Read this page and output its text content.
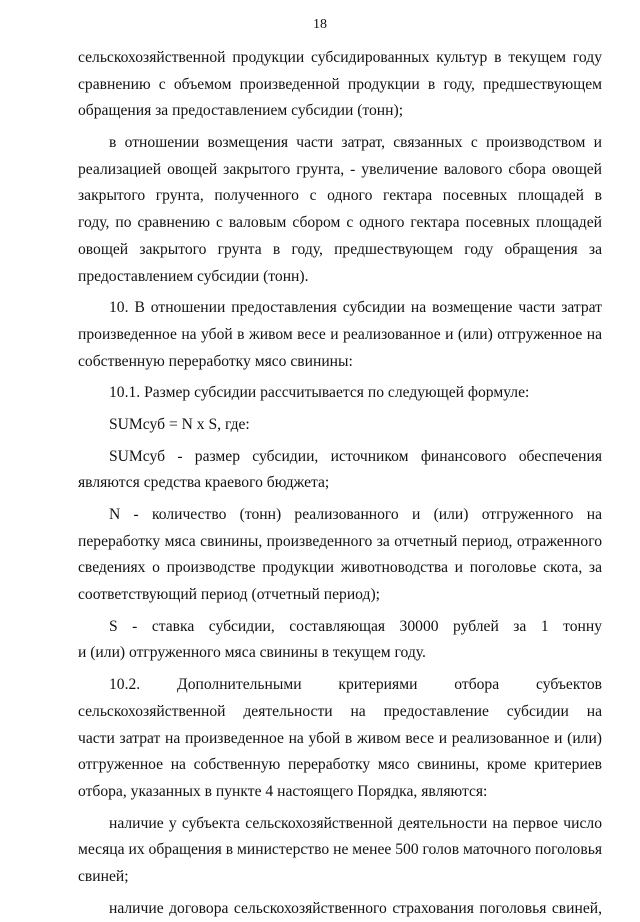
18
сельскохозяйственной продукции субсидированных культур в текущем году
сравнению с объемом произведенной продукции в году, предшествующем
обращения за предоставлением субсидии (тонн);
в отношении возмещения части затрат, связанных с производством и
реализацией овощей закрытого грунта, - увеличение валового сбора овощей
закрытого грунта, полученного с одного гектара посевных площадей в
году, по сравнению с валовым сбором с одного гектара посевных площадей
овощей закрытого грунта в году, предшествующем году обращения за
предоставлением субсидии (тонн).
10. В отношении предоставления субсидии на возмещение части затрат
произведенное на убой в живом весе и реализованное и (или) отгруженное на
собственную переработку мясо свинины:
10.1. Размер субсидии рассчитывается по следующей формуле:
SUMсуб = N x S, где:
SUMсуб - размер субсидии, источником финансового обеспечения
являются средства краевого бюджета;
N - количество (тонн) реализованного и (или) отгруженного на
переработку мяса свинины, произведенного за отчетный период, отраженного
сведениях о производстве продукции животноводства и поголовье скота, за
соответствующий период (отчетный период);
S - ставка субсидии, составляющая 30000 рублей за 1 тонну
и (или) отгруженного мяса свинины в текущем году.
10.2. Дополнительными критериями отбора субъектов
сельскохозяйственной деятельности на предоставление субсидии на
части затрат на произведенное на убой в живом весе и реализованное и (или)
отгруженное на собственную переработку мясо свинины, кроме критериев
отбора, указанных в пункте 4 настоящего Порядка, являются:
наличие у субъекта сельскохозяйственной деятельности на первое число
месяца их обращения в министерство не менее 500 голов маточного поголовья
свиней;
наличие договора сельскохозяйственного страхования поголовья свиней,
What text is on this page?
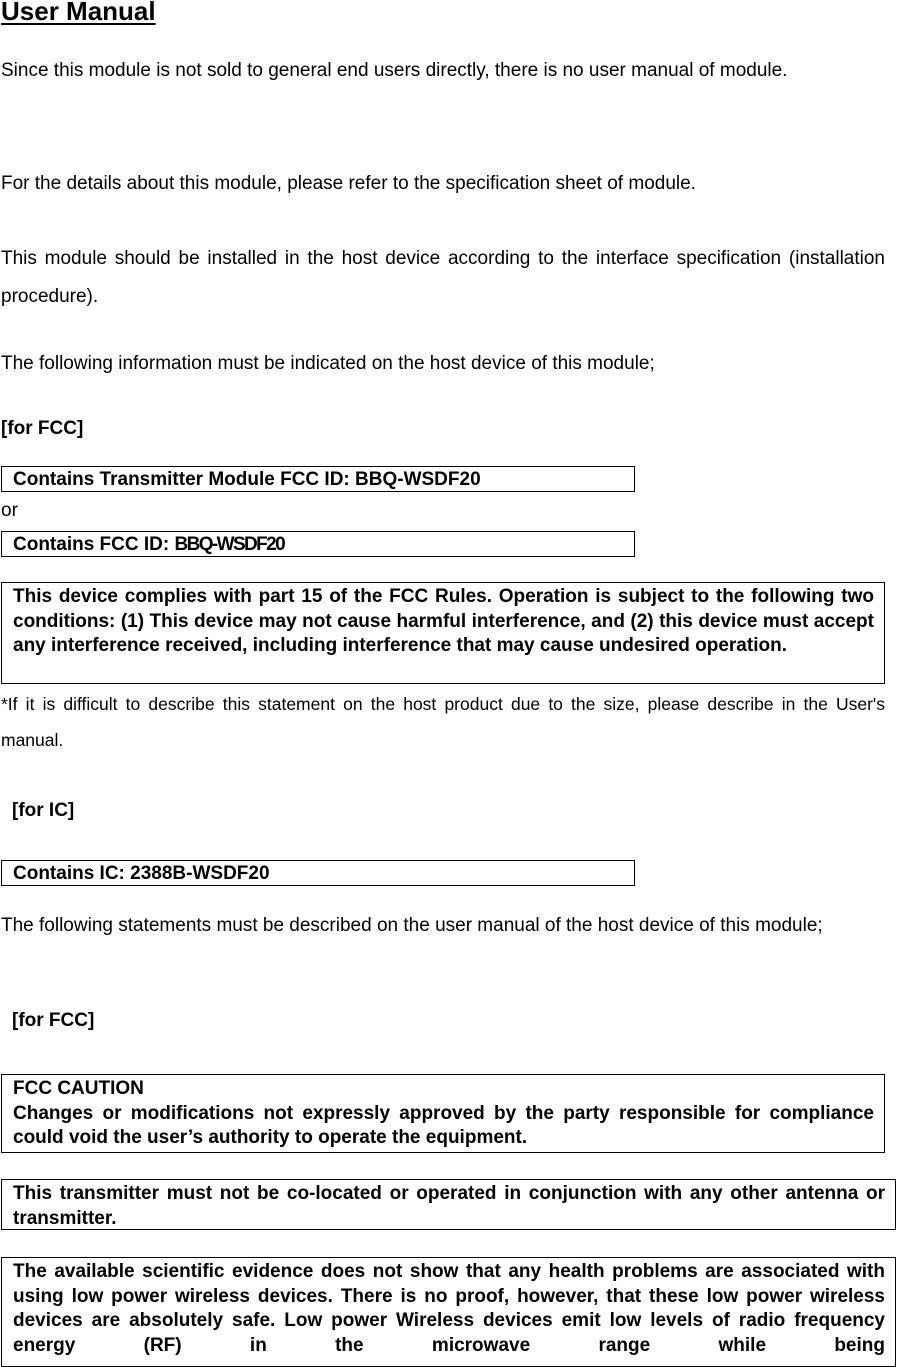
User Manual
Since this module is not sold to general end users directly, there is no user manual of module.
For the details about this module, please refer to the specification sheet of module.
This module should be installed in the host device according to the interface specification (installation procedure).
The following information must be indicated on the host device of this module;
[for FCC]
Contains Transmitter Module FCC ID: BBQ-WSDF20
or
Contains FCC ID: BBQ-WSDF20
This device complies with part 15 of the FCC Rules. Operation is subject to the following two conditions: (1) This device may not cause harmful interference, and (2) this device must accept any interference received, including interference that may cause undesired operation.
*If it is difficult to describe this statement on the host product due to the size, please describe in the User's manual.
[for IC]
Contains IC: 2388B-WSDF20
The following statements must be described on the user manual of the host device of this module;
[for FCC]
FCC CAUTION
Changes or modifications not expressly approved by the party responsible for compliance could void the user’s authority to operate the equipment.
This transmitter must not be co-located or operated in conjunction with any other antenna or transmitter.
The available scientific evidence does not show that any health problems are associated with using low power wireless devices. There is no proof, however, that these low power wireless devices are absolutely safe. Low power Wireless devices emit low levels of radio frequency energy (RF) in the microwave range while being
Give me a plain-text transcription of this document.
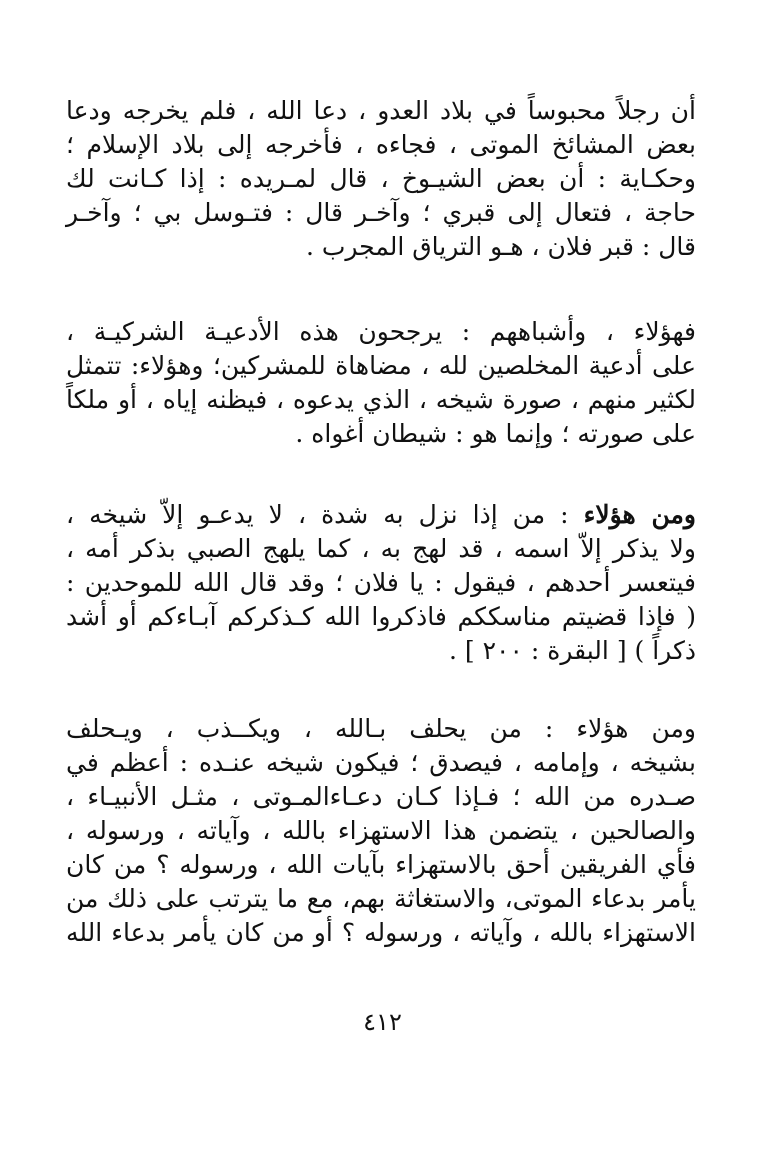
أن رجلاً محبوساً في بلاد العدو ، دعا الله ، فلم يخرجه ودعا
بعض المشائخ الموتى ، فجاءه ، فأخرجه إلى بلاد الإسلام ؛
وحكـاية : أن بعض الشيـوخ ، قال لمـريده : إذا كـانت لك
حاجة ، فتعال إلى قبري ؛ وآخـر قال : فتـوسل بي ؛ وآخـر
قال : قبر فلان ، هـو الترياق المجرب .
فهؤلاء ، وأشباههم : يرجحون هذه الأدعيـة الشركيـة ،
على أدعية المخلصين لله ، مضاهاة للمشركين؛ وهؤلاء: تتمثل
لكثير منهم ، صورة شيخه ، الذي يدعوه ، فيظنه إياه ، أو ملكاً
على صورته ؛ وإنما هو : شيطان أغواه .
ومن هؤلاء : من إذا نزل به شدة ، لا يدعـو إلاّ شيخه ،
ولا يذكر إلاّ اسمه ، قد لهج به ، كما يلهج الصبي بذكر أمه ،
فيتعسر أحدهم ، فيقول : يا فلان ؛ وقد قال الله للموحدين :
( فإذا قضيتم مناسككم فاذكروا الله كـذكركم آبـاءكم أو أشد
ذكراً ) [ البقرة : ٢٠٠ ] .
ومن هؤلاء : من يحلف بـالله ، ويكــذب ، ويـحلف
بشيخه ، وإمامه ، فيصدق ؛ فيكون شيخه عنـده : أعظم في
صـدره من الله ؛ فـإذا كـان دعـاءالمـوتى ، مثـل الأنبيـاء ،
والصالحين ، يتضمن هذا الاستهزاء بالله ، وآياته ، ورسوله ،
فأي الفريقين أحق بالاستهزاء بآيات الله ، ورسوله ؟ من كان
يأمر بدعاء الموتى، والاستغاثة بهم، مع ما يترتب على ذلك من
الاستهزاء بالله ، وآياته ، ورسوله ؟ أو من كان يأمر بدعاء الله
٤١٢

======

Find every line in the records above that holds the word "части", and copy each one.

**ANSWER BELOW:**
в отношении возмещения части затрат, связанных с производством и
10. В отношении предоставления субсидии на возмещение части затрат
части затрат на произведенное на убой в живом весе и реализованное и (или)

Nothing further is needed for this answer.